### WHAT THE EXERCISE ASKS
Consider the entries given below. Count the lines that include "tongue" and give only the count.

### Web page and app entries
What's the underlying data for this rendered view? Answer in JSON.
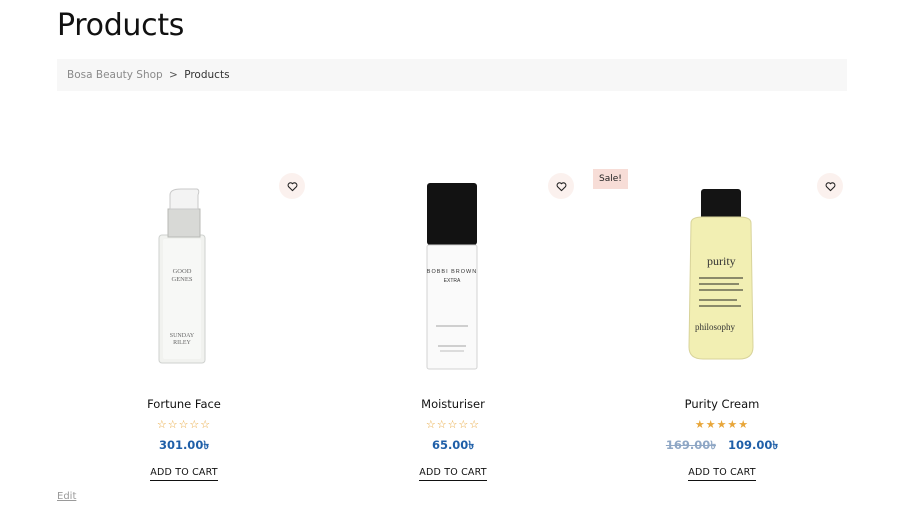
{
  "page": {
    "title": "Products"
  },
  "breadcrumb": {
    "home": "Bosa Beauty Shop",
    "separator": ">",
    "current": "Products"
  },
  "products": [
    {
      "name": "Fortune Face",
      "rating": 0,
      "stars_empty": "☆☆☆☆☆",
      "price": "301.00৳",
      "add_to_cart": "ADD TO CART",
      "wishlist_icon": "heart-icon"
    },
    {
      "name": "Moisturiser",
      "rating": 0,
      "stars_empty": "☆☆☆☆☆",
      "price": "65.00৳",
      "add_to_cart": "ADD TO CART",
      "wishlist_icon": "heart-icon"
    },
    {
      "name": "Purity Cream",
      "rating": 5,
      "stars_full": "★★★★★",
      "sale_badge": "Sale!",
      "old_price": "169.00৳",
      "price": "109.00৳",
      "add_to_cart": "ADD TO CART",
      "wishlist_icon": "heart-icon"
    }
  ],
  "bottle_labels": {
    "p1": [
      "GOOD",
      "GENES",
      "SUNDAY",
      "RILEY"
    ],
    "p2": [
      "BOBBI BROWN",
      "EXTRA"
    ],
    "p3": [
      "purity",
      "philosophy"
    ]
  },
  "footer": {
    "edit": "Edit"
  },
  "colors": {
    "accent_price": "#1f5fa8",
    "star": "#e8a63a",
    "sale_badge_bg": "#f7ddd7",
    "breadcrumb_bg": "#f7f7f7"
  }
}
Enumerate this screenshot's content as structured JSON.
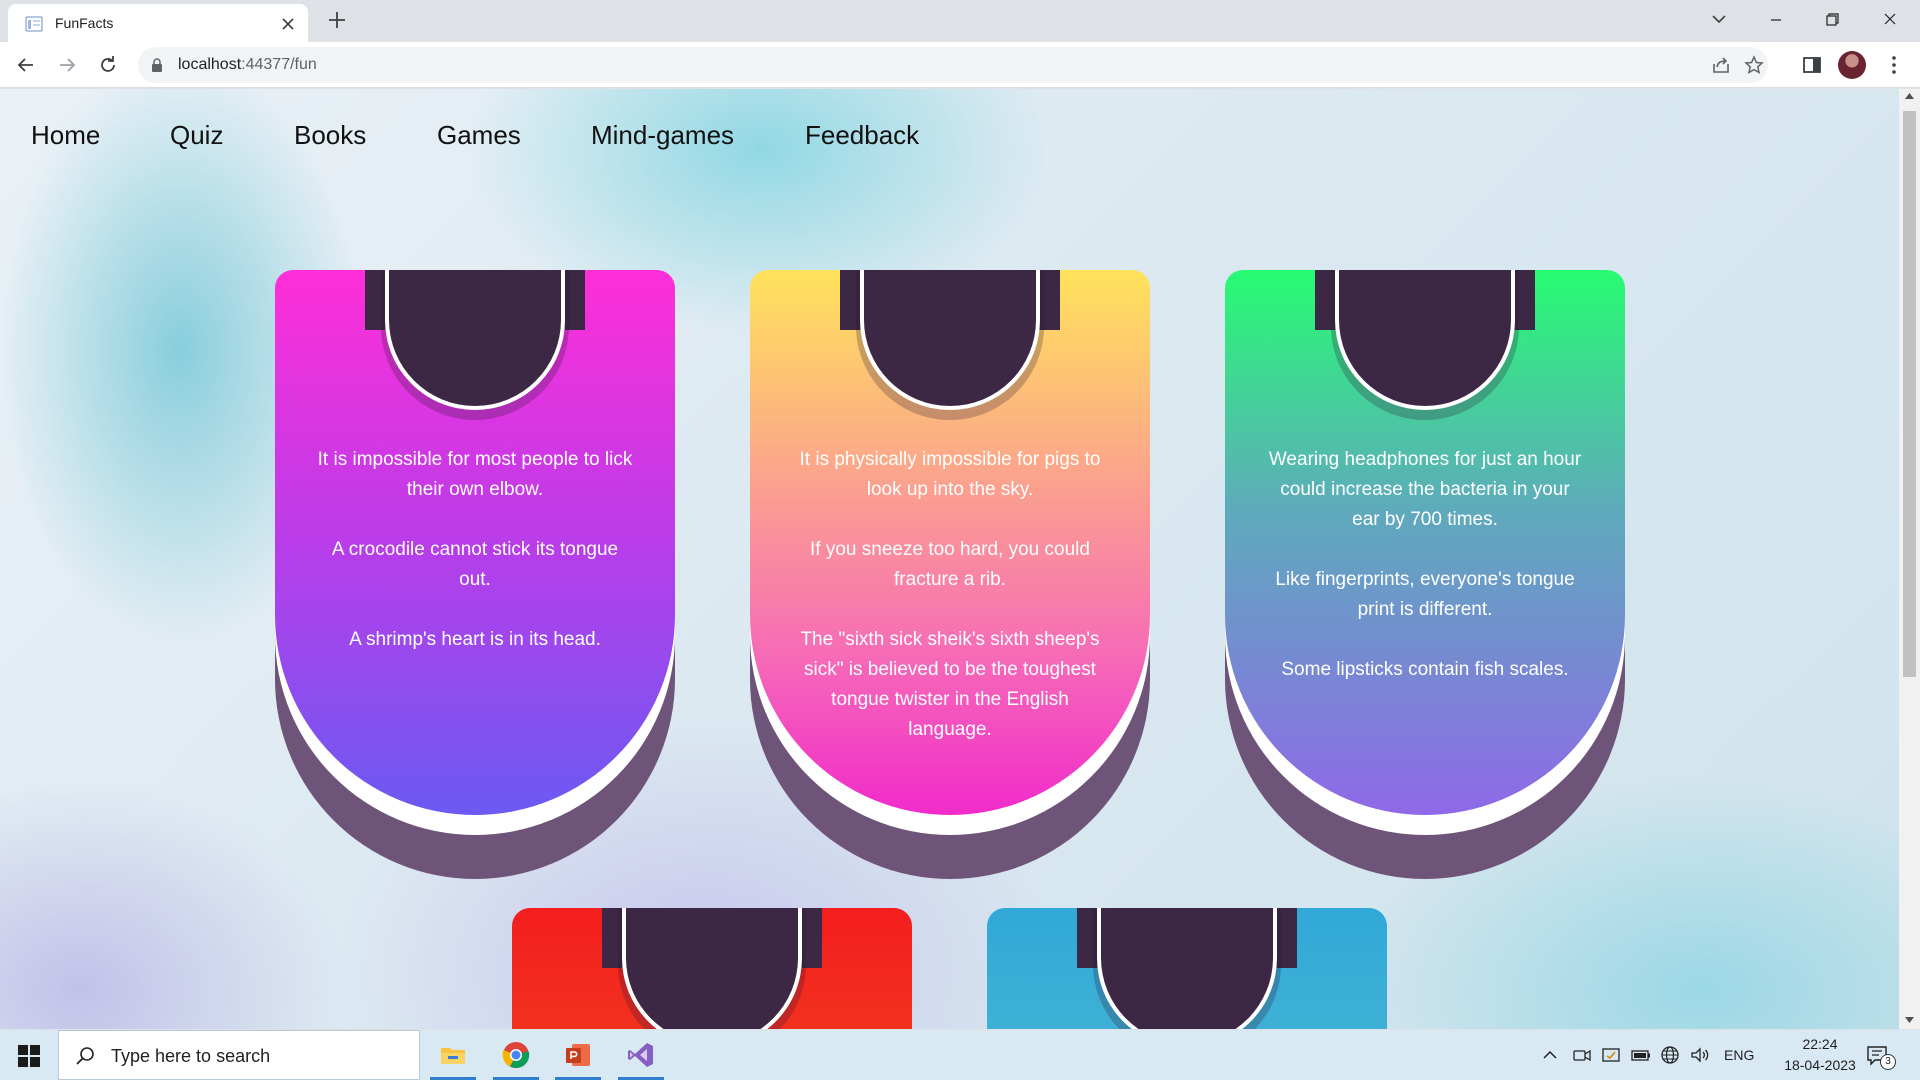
{
  "browser": {
    "tab_title": "FunFacts",
    "url_host": "localhost",
    "url_rest": ":44377/fun"
  },
  "nav": {
    "items": [
      "Home",
      "Quiz",
      "Books",
      "Games",
      "Mind-games",
      "Feedback"
    ]
  },
  "cards": [
    {
      "facts": [
        "It is impossible for most people to lick their own elbow.",
        "A crocodile cannot stick its tongue out.",
        "A shrimp's heart is in its head."
      ]
    },
    {
      "facts": [
        "It is physically impossible for pigs to look up into the sky.",
        "If you sneeze too hard, you could fracture a rib.",
        "The \"sixth sick sheik's sixth sheep's sick\" is believed to be the toughest tongue twister in the English language."
      ]
    },
    {
      "facts": [
        "Wearing headphones for just an hour could increase the bacteria in your ear by 700 times.",
        "Like fingerprints, everyone's tongue print is different.",
        "Some lipsticks contain fish scales."
      ]
    }
  ],
  "taskbar": {
    "search_placeholder": "Type here to search",
    "language": "ENG",
    "time": "22:24",
    "date": "18-04-2023",
    "notification_count": "3"
  },
  "colors": {
    "card_notch": "#3c2744",
    "card_1_top": "#ff2ed8",
    "card_2_top": "#ffe35a",
    "card_3_top": "#28fb72",
    "card_4_top": "#f31d1e",
    "card_5_top": "#31a8d8"
  },
  "icons": [
    "tab-favicon-icon",
    "close-icon",
    "plus-icon",
    "chevron-down-icon",
    "minimize-icon",
    "maximize-icon",
    "back-arrow-icon",
    "forward-arrow-icon",
    "reload-icon",
    "lock-icon",
    "share-icon",
    "star-icon",
    "sidebar-icon",
    "kebab-menu-icon",
    "windows-start-icon",
    "search-icon",
    "file-explorer-icon",
    "chrome-icon",
    "powerpoint-icon",
    "visual-studio-icon",
    "notification-icon"
  ]
}
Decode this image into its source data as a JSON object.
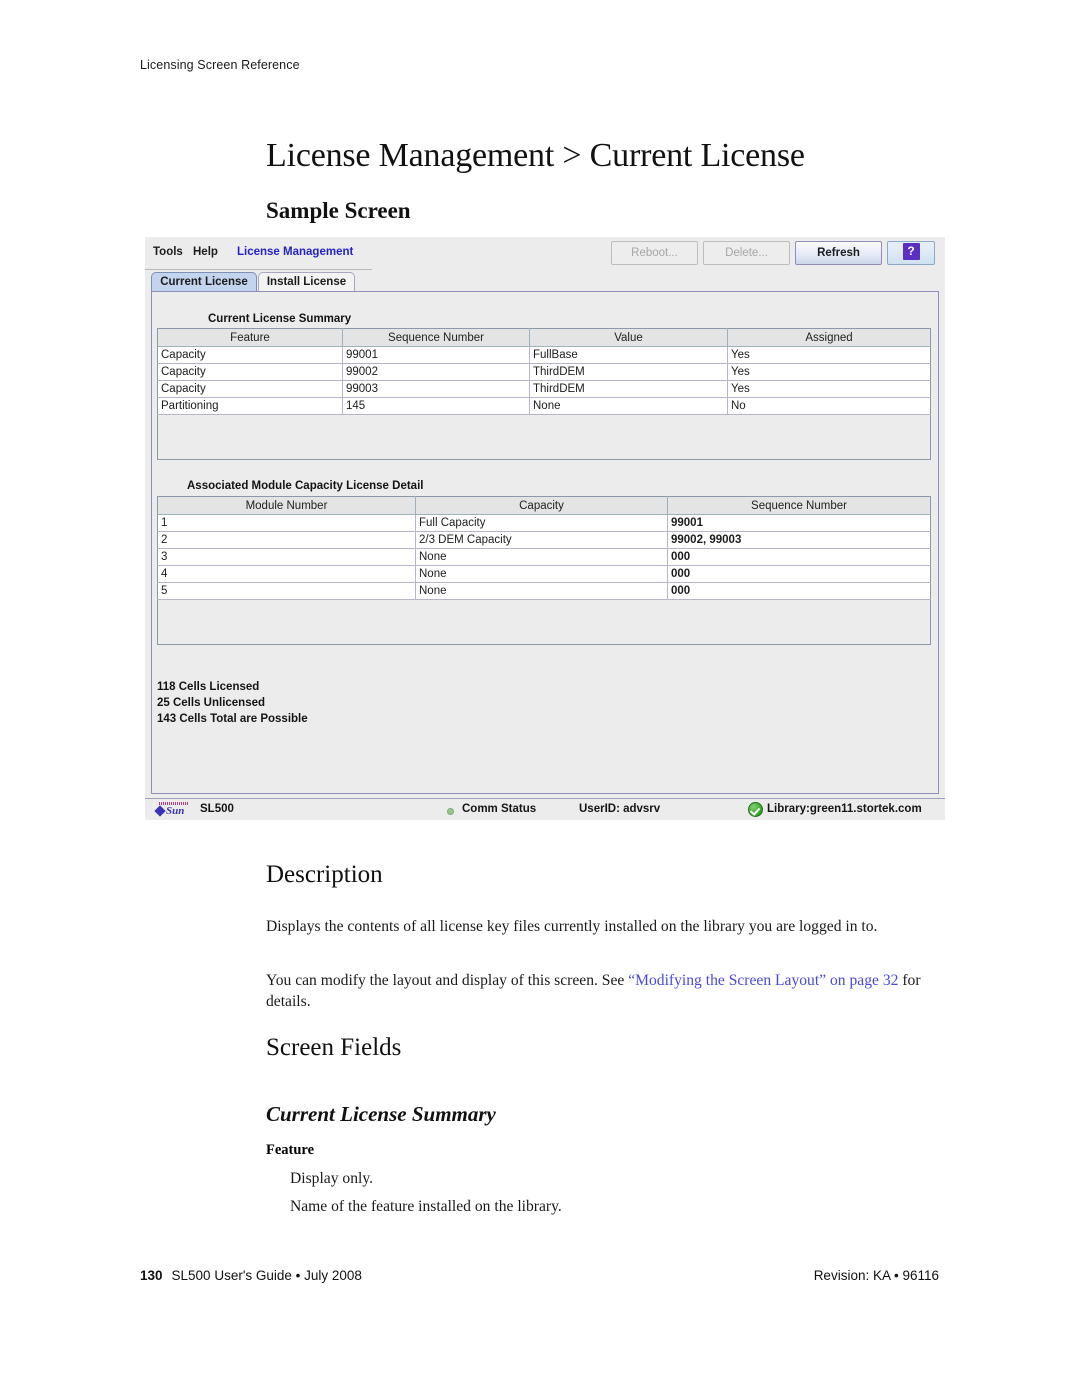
{
  "page": {
    "running_head": "Licensing Screen Reference",
    "title": "License Management > Current License",
    "footer_page_number": "130",
    "footer_left": "SL500 User's Guide • July 2008",
    "footer_right": "Revision: KA • 96116"
  },
  "sections": {
    "sample_screen_heading": "Sample Screen",
    "description_heading": "Description",
    "description_para_1": "Displays the contents of all license key files currently installed on the library you are logged in to.",
    "description_para_2_before": "You can modify the layout and display of this screen. See ",
    "description_para_2_link": "“Modifying the Screen Layout” on page 32",
    "description_para_2_after": " for details.",
    "screen_fields_heading": "Screen Fields",
    "current_license_summary_heading": "Current License Summary",
    "field_feature_name": "Feature",
    "field_feature_line_1": "Display only.",
    "field_feature_line_2": "Name of the feature installed on the library."
  },
  "app": {
    "menu": {
      "tools": "Tools",
      "help": "Help",
      "breadcrumb": "License Management"
    },
    "toolbar": {
      "reboot": "Reboot...",
      "delete": "Delete...",
      "refresh": "Refresh",
      "help_glyph": "?"
    },
    "tabs": [
      {
        "label": "Current License",
        "selected": true
      },
      {
        "label": "Install License",
        "selected": false
      }
    ],
    "summary": {
      "label": "Current License Summary",
      "columns": [
        "Feature",
        "Sequence Number",
        "Value",
        "Assigned"
      ],
      "rows": [
        [
          "Capacity",
          "99001",
          "FullBase",
          "Yes"
        ],
        [
          "Capacity",
          "99002",
          "ThirdDEM",
          "Yes"
        ],
        [
          "Capacity",
          "99003",
          "ThirdDEM",
          "Yes"
        ],
        [
          "Partitioning",
          "145",
          "None",
          "No"
        ]
      ]
    },
    "detail": {
      "label": "Associated Module Capacity License Detail",
      "columns": [
        "Module Number",
        "Capacity",
        "Sequence Number"
      ],
      "rows": [
        [
          "1",
          "Full Capacity",
          "99001"
        ],
        [
          "2",
          "2/3 DEM Capacity",
          "99002, 99003"
        ],
        [
          "3",
          "None",
          "000"
        ],
        [
          "4",
          "None",
          "000"
        ],
        [
          "5",
          "None",
          "000"
        ]
      ]
    },
    "cells": {
      "licensed": "118 Cells Licensed",
      "unlicensed": "25 Cells Unlicensed",
      "total": "143 Cells Total are Possible"
    },
    "status_bar": {
      "model": "SL500",
      "sun_wordmark": "Sun",
      "comm_status": "Comm Status",
      "user_id": "UserID: advsrv",
      "library": "Library:green11.stortek.com"
    }
  },
  "colors": {
    "link": "#4a4ad6",
    "breadcrumb": "#2323c8",
    "tab_selected_bg": "#c3d4ee",
    "help_glyph_bg": "#5b2fc4",
    "status_ok_green": "#35a02a"
  }
}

### EXERCISE SOLUTION
3